Some records:
____
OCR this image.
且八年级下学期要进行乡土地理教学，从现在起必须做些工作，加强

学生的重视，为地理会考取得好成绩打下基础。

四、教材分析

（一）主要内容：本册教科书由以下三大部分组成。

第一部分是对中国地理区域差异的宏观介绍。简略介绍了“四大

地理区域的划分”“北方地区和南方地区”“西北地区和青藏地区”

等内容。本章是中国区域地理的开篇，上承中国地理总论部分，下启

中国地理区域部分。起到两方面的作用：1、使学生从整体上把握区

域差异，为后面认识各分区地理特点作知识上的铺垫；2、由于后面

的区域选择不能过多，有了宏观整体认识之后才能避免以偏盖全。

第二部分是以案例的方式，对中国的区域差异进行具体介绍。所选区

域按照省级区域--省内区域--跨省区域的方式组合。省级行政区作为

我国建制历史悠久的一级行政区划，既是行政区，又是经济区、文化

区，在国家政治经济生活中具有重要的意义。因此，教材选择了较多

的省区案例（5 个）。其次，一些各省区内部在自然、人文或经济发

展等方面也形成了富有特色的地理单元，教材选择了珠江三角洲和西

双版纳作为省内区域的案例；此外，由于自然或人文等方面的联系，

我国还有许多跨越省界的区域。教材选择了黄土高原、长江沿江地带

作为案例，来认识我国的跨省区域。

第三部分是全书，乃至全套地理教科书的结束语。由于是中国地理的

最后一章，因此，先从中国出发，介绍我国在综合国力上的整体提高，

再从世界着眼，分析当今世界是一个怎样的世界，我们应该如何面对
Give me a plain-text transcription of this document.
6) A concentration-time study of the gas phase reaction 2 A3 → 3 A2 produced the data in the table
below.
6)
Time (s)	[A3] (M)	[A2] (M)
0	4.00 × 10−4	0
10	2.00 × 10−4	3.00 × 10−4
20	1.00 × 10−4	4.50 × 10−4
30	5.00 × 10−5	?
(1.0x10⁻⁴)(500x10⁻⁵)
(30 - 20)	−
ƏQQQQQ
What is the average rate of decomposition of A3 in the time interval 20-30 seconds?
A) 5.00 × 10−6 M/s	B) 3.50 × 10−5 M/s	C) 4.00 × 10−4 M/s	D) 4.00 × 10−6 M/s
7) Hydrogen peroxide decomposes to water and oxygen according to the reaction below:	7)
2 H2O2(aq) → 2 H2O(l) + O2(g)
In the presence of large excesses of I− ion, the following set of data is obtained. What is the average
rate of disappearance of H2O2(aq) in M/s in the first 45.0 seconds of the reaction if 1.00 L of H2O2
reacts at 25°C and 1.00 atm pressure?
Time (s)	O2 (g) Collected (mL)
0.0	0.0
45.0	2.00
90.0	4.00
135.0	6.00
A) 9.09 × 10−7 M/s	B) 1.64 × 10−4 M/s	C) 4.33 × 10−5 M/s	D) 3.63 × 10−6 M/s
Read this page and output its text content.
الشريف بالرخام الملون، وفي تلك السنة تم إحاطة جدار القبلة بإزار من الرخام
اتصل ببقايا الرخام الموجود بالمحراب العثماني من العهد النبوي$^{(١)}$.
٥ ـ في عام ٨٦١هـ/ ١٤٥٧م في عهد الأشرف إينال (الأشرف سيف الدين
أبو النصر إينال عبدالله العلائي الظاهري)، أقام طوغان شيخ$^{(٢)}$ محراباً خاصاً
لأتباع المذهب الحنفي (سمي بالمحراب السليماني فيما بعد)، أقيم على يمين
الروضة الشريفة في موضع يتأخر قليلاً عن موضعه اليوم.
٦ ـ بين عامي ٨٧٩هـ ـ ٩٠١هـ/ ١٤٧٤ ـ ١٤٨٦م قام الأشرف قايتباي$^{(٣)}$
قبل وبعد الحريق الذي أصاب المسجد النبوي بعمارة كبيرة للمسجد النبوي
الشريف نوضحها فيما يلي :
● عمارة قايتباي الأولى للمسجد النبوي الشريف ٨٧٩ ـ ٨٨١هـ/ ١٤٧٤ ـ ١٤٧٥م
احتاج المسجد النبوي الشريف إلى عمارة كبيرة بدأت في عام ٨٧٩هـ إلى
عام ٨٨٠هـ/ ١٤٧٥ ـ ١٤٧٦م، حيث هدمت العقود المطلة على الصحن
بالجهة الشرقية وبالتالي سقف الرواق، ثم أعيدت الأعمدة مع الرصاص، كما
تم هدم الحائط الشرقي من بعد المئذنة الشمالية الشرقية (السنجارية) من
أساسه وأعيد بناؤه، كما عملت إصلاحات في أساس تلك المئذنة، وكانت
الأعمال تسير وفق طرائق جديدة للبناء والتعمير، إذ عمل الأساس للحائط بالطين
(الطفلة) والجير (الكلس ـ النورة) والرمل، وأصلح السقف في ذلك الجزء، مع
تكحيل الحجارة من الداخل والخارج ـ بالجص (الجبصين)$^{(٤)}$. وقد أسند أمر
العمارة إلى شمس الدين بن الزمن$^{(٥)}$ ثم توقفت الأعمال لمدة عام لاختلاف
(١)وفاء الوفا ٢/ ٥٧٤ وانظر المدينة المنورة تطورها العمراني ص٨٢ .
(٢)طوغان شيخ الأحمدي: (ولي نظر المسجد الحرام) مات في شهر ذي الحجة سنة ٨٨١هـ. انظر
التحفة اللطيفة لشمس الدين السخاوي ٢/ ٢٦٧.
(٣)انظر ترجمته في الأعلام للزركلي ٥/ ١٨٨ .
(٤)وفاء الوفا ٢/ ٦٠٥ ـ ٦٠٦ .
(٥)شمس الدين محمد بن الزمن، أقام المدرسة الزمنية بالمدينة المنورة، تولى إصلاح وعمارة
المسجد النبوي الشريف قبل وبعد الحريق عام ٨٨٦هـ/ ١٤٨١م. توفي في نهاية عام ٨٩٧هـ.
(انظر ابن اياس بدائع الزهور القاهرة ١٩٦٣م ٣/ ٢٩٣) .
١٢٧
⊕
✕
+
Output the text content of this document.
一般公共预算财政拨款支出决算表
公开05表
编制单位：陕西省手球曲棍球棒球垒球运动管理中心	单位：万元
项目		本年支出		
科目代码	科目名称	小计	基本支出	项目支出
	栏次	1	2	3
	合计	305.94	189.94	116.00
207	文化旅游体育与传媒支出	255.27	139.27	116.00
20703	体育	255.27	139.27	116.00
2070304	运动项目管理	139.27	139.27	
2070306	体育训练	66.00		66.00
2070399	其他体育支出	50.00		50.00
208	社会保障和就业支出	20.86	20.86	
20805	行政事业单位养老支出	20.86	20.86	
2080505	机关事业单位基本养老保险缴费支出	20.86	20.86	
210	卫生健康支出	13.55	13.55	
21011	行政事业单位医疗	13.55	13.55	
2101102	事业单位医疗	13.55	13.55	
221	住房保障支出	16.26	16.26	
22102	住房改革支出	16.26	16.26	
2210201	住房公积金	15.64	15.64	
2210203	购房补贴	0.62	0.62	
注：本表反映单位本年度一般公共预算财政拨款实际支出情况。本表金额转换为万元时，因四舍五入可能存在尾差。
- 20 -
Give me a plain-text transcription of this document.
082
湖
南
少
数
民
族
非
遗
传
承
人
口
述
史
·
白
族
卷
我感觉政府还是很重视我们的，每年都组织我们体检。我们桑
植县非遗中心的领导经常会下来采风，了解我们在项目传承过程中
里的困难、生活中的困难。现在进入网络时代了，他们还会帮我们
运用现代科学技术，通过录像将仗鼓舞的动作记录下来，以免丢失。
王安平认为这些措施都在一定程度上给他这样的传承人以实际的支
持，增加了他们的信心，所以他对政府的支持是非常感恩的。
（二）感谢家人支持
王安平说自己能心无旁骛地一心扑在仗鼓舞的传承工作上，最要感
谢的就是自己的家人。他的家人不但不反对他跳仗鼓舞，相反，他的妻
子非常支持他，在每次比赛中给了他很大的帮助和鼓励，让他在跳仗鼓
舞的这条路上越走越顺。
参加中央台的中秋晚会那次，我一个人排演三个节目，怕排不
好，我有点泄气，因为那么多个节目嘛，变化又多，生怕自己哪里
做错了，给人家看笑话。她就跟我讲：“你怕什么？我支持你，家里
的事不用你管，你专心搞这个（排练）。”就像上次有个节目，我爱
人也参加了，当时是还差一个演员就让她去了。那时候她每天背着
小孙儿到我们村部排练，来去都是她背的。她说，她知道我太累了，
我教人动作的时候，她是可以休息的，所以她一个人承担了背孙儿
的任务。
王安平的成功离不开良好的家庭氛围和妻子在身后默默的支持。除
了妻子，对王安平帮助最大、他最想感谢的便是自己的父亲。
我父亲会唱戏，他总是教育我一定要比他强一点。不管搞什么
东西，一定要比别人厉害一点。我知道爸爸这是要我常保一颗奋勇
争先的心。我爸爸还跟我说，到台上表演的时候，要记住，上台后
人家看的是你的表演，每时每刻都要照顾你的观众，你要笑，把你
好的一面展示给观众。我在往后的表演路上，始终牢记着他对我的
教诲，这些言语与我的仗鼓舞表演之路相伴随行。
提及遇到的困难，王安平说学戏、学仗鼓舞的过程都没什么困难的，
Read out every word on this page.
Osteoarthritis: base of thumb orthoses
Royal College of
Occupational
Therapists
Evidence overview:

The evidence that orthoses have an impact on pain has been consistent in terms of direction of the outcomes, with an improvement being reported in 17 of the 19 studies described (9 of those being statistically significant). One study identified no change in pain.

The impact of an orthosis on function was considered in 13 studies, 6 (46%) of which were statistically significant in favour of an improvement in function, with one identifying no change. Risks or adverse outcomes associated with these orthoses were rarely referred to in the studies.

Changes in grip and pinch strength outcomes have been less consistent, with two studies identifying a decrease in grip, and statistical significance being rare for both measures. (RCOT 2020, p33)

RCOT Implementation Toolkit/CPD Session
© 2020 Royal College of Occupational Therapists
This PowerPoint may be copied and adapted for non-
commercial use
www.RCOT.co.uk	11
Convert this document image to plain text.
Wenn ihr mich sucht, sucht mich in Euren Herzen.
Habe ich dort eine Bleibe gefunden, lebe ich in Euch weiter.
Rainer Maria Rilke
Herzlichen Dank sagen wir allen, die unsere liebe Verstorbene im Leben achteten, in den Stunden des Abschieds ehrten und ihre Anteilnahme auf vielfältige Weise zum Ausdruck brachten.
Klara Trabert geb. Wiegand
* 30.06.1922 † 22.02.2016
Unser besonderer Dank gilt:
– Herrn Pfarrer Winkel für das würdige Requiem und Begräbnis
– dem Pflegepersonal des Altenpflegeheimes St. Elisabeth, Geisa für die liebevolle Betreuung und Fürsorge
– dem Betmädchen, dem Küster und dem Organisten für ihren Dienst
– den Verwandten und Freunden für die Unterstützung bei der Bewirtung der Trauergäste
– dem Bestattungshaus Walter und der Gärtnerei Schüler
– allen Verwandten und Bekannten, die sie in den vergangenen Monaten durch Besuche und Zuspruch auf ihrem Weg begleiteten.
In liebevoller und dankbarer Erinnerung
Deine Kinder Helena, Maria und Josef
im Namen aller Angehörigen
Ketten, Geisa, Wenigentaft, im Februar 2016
____
Given request: Give only the number of lines in the listing above that include the string "average".

The answer: 2